Professor Albert-László Barabási heads the Center for Complex Network Research. His group’s research is aimed at elucidating the organizing principles that govern the complex emergence and behavior of a wide range of technological, biological, and social networks. His research on biological networks is aimed at understanding the complex interactions of elementary units in between the cell’s numerous constituents including proteins, DNA, RNA, and small molecules. This research exploits protein-chip and microarray gene expression data to study various metabolic, signaling and transcription-regulatory networks that emerge from these interactions and that are key for understanding the cell’s functional organization and human diseases.
Professor Vespignani is working on the development and refinement of computational techniques for the in-silico simulation of the spatial spreading of infectious diseases in structured populations. He is also engaged in the design, implementation, deployment, and maintenance of computational infrastructures for epidemics research. In particular Professor Vespignani has led the development of the Global Epidemic and Mobility (GLEaM) model that is a discrete stochastic epidemic computational model based on a meta-population approach in which the world is defined in geographical census areas connected in a network of interactions by human travel fluxes corresponding to transportation infrastructures and mobility patterns.
The Nanotechnology revolution has enabled novel approaches to addressing the major problems of disease diagnosis and therapy, leading to the emergence of Nanomedicine as a new paradigm for diagnosis and therapy. We have developed several nanoplatforms that offer potential for significant improvements in multi-modal imaging, targeted delivery of therapeutics, and monitoring of outcomes. Magnetic liposomal nanoplatforms for theranostics combine multiple functionalities including imaging, magnetic guidance to the disease site, delivery of the drug payload through sustained as well as triggered drug release. We have already demonstrated in vivo multimodal imaging using MRI, SPECT and FMT using these nanoplatforms.
In contrast to the molecular approach of Biophysics, Medical Physics focuses on the behavior of anatomical entities as a whole. Consequently it involves studies of healthy and diseased subjects, in both academic laboratory and hospital clinical settings. The research of Professors Aaron and Shiffman is an example, in which non-invasive electrical impedance measurements are used to assess the condition and activity of skeletal muscle. This has clear relevance to neuromuscular disease, and to general systemic disease via the mechanism of “chronic illness induced myopathy.” These aspects of the program are conducted in collaboration with physicians at local hospitals, while study of the physics underlying the measurements is the primary focus at the university.
Faculty with research interests in Biological and Medical Physics include Professors Ronald Aaron (Emeritus), Albert-László Barabási, Paul Champion, Nathan Israeloff, Alain Karma, J. Timothy Sage, Carl Shiffman (Emeritus), Bryan Spring, Srinivas Sridhar, Armen Stepanyants, Alessandro Vespignani, Meni Wanunu, Paul Whitford, and Mark Williams.

§ Assigned task 1
Copy the research overview word for word, from "The Nanotechnology revolution" up to and including "using these nanoplatforms.".
§ Assigned task 2
In the research overview, what kind of model is the Global Epidemic and Mobility (GLEaM) model?
§ Assigned task 3
Condense the paragraph of the research overview that begins "In contrast to the molecular approach" into a bulleted list that keeps its main facts.
The records have no connection to the research overview.

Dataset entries
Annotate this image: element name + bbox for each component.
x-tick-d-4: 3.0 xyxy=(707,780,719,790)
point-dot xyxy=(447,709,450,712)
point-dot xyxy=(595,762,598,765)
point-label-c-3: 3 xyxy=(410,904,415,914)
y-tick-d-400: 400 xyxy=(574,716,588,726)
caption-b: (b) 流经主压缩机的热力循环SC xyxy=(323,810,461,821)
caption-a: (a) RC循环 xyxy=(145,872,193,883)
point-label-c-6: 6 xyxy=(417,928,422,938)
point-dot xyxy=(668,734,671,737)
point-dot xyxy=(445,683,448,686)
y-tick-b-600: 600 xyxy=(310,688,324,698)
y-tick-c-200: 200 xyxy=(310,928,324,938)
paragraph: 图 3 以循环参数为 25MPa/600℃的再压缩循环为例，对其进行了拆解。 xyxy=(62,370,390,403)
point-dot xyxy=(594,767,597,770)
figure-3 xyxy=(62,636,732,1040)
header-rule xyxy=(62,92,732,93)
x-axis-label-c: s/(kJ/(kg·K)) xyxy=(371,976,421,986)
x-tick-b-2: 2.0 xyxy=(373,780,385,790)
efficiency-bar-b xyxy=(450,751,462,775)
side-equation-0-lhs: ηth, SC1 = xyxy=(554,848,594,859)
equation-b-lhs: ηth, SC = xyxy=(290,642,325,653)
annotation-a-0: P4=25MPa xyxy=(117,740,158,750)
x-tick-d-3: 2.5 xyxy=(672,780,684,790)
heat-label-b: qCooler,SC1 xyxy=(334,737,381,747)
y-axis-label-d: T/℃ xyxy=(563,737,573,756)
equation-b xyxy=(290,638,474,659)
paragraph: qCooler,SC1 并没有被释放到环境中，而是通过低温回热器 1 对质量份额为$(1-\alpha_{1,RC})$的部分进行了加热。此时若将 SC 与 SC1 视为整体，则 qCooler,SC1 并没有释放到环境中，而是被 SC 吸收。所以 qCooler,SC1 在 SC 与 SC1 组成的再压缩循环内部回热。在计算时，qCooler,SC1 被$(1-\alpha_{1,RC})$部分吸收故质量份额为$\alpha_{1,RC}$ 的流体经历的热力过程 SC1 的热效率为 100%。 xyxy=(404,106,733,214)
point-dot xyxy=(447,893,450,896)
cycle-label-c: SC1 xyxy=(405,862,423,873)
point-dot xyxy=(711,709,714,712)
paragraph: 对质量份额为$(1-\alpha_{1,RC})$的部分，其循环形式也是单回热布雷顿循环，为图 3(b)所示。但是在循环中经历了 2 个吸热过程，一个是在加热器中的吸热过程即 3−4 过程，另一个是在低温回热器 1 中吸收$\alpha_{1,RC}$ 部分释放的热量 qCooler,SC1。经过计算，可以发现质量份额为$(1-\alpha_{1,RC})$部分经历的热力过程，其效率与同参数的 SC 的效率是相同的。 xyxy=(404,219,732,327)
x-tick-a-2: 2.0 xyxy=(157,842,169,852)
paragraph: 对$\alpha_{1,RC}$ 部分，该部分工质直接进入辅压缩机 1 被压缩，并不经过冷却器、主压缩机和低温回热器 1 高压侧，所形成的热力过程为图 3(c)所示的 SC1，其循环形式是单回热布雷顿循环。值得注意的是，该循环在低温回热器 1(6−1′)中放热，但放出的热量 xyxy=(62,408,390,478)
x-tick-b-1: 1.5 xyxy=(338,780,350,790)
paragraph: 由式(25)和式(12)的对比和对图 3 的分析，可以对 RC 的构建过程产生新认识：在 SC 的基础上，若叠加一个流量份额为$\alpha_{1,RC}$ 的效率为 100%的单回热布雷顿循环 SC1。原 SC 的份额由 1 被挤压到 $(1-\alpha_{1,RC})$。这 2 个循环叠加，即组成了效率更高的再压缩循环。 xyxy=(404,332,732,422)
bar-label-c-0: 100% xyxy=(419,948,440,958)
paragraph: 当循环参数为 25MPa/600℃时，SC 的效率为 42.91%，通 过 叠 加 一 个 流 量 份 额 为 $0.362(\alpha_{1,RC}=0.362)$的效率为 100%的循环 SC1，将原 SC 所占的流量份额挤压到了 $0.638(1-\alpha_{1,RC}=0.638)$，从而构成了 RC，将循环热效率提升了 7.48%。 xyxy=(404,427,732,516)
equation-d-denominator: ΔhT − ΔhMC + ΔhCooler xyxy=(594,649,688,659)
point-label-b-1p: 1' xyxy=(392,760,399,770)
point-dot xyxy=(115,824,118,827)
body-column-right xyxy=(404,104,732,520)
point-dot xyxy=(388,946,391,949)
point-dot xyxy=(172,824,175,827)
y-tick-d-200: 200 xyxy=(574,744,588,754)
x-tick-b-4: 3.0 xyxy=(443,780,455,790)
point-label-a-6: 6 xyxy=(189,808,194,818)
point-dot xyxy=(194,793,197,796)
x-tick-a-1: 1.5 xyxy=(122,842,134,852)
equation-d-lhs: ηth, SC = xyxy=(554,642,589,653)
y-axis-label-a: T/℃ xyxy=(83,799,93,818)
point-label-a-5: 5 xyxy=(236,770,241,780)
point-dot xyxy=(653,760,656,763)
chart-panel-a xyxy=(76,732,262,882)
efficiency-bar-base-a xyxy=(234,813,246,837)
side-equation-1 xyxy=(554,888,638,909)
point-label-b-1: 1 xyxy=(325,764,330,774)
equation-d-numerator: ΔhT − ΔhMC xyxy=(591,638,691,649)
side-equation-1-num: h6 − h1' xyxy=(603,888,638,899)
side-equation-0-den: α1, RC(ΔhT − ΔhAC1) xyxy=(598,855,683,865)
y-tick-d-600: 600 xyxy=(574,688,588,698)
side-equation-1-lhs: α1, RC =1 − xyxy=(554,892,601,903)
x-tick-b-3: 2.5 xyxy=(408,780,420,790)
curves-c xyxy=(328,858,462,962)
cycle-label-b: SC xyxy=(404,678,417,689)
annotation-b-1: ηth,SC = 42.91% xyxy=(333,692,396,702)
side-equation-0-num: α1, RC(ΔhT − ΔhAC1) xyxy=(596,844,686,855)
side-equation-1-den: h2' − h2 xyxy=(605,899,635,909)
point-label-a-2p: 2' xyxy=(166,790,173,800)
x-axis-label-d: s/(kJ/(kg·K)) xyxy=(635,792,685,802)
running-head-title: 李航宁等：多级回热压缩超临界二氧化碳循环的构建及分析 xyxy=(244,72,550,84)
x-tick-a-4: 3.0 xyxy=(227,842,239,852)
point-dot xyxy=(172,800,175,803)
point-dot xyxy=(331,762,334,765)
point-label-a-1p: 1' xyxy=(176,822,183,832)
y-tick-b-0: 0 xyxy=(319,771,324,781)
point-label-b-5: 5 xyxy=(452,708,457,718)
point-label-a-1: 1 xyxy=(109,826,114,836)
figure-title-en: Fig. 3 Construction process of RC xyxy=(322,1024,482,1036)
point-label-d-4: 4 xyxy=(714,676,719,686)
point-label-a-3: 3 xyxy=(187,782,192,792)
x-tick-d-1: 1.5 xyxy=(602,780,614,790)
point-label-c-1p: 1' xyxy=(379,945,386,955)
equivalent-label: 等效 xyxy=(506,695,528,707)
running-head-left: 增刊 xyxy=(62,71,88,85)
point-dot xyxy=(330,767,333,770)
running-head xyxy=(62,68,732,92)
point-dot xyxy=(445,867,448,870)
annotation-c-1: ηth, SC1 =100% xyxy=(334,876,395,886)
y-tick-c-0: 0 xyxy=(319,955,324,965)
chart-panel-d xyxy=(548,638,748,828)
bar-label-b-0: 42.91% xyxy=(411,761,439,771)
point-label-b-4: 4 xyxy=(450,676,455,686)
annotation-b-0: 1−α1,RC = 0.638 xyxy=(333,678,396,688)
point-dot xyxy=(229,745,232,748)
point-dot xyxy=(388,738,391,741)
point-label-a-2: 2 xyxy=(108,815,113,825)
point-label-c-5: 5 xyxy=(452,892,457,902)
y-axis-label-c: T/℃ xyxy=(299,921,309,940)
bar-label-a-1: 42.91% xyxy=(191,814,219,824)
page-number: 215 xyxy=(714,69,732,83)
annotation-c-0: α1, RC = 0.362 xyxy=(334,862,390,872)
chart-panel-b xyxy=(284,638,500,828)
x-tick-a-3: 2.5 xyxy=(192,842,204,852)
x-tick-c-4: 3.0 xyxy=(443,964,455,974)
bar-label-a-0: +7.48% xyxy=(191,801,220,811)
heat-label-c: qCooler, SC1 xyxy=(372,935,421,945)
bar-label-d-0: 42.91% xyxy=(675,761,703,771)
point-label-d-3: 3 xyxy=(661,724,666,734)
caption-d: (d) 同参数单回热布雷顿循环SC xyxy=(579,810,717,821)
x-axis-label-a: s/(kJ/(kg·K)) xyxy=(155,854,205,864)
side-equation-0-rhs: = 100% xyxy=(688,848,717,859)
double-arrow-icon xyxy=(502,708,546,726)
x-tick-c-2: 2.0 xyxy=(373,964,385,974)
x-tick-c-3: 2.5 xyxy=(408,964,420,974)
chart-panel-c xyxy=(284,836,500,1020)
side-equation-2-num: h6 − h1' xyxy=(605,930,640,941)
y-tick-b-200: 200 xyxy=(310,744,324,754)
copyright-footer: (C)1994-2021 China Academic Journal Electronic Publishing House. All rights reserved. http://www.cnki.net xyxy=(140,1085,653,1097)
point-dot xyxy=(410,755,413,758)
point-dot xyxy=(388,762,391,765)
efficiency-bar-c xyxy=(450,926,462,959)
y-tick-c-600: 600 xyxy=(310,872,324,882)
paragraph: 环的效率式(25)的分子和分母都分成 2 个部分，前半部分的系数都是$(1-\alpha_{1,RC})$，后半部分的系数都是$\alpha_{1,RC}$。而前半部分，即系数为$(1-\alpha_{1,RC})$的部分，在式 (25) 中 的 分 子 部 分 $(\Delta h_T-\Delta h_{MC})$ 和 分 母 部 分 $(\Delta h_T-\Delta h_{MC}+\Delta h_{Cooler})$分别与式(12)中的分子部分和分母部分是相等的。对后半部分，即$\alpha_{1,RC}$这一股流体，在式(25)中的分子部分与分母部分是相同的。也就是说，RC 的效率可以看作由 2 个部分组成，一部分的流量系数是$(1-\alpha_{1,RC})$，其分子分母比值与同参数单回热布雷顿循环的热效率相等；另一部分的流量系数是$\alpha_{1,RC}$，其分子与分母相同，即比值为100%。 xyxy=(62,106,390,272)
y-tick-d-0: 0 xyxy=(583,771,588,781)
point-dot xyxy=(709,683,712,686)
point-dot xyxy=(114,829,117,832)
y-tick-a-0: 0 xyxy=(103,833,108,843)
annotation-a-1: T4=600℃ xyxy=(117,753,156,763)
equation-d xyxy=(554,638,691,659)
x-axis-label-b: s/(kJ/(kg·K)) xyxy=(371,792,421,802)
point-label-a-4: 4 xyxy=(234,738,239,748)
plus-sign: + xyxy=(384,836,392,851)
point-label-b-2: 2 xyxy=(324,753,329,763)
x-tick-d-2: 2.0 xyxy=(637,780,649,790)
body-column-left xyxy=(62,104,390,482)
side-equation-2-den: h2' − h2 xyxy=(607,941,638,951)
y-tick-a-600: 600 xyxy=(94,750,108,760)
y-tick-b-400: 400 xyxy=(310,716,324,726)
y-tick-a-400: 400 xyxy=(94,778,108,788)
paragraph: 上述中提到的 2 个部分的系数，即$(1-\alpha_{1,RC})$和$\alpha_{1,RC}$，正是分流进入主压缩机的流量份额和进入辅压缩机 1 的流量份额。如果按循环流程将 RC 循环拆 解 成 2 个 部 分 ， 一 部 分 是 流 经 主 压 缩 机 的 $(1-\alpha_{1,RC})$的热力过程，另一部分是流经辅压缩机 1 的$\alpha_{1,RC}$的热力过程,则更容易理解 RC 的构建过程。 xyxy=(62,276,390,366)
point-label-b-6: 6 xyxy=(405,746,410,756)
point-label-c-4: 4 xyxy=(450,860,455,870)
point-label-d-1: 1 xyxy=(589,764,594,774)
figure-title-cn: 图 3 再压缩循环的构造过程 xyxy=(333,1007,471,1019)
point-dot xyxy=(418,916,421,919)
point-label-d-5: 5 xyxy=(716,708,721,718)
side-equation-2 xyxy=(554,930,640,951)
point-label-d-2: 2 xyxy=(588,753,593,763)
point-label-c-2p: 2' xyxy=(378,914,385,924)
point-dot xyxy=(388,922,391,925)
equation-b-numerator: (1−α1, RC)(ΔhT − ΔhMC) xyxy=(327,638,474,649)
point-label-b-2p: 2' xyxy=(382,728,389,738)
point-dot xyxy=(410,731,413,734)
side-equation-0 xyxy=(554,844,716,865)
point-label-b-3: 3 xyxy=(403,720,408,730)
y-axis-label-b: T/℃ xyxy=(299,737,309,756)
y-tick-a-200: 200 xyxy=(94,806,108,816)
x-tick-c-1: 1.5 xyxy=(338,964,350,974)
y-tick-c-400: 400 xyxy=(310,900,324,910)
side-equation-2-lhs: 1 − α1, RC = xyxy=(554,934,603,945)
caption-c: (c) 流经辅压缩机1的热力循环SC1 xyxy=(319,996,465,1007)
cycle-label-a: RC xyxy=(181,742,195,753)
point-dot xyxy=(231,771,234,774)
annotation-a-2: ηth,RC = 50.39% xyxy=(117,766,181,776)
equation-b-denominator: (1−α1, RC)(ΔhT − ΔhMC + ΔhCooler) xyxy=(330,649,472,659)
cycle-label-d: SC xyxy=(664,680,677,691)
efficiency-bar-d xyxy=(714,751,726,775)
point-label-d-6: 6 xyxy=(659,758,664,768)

§ Exercise result 1
The Nanotechnology revolution has enabled novel approaches to addressing the major problems of disease diagnosis and therapy, leading to the emergence of Nanomedicine as a new paradigm for diagnosis and therapy. We have developed several nanoplatforms that offer potential for significant improvements in multi-modal imaging, targeted delivery of therapeutics, and monitoring of outcomes. Magnetic liposomal nanoplatforms for theranostics combine multiple functionalities including imaging, magnetic guidance to the disease site, delivery of the drug payload through sustained as well as triggered drug release. We have already demonstrated in vivo multimodal imaging using MRI, SPECT and FMT using these nanoplatforms.

§ Exercise result 2
It is a discrete stochastic epidemic computational model based on a meta-population approach.

§ Exercise result 3
- Medical Physics, unlike Biophysics, focuses on anatomical entities as a whole rather than on molecules.
- It studies healthy and diseased subjects in academic laboratories and hospital clinical settings.
- Professors Aaron and Shiffman use non-invasive electrical impedance measurements to assess the condition and activity of skeletal muscle.
- This work is relevant to neuromuscular disease and to general systemic disease through "chronic illness induced myopathy."
- Physicians at local hospitals collaborate on these aspects, while the university focuses on the physics underlying the measurements.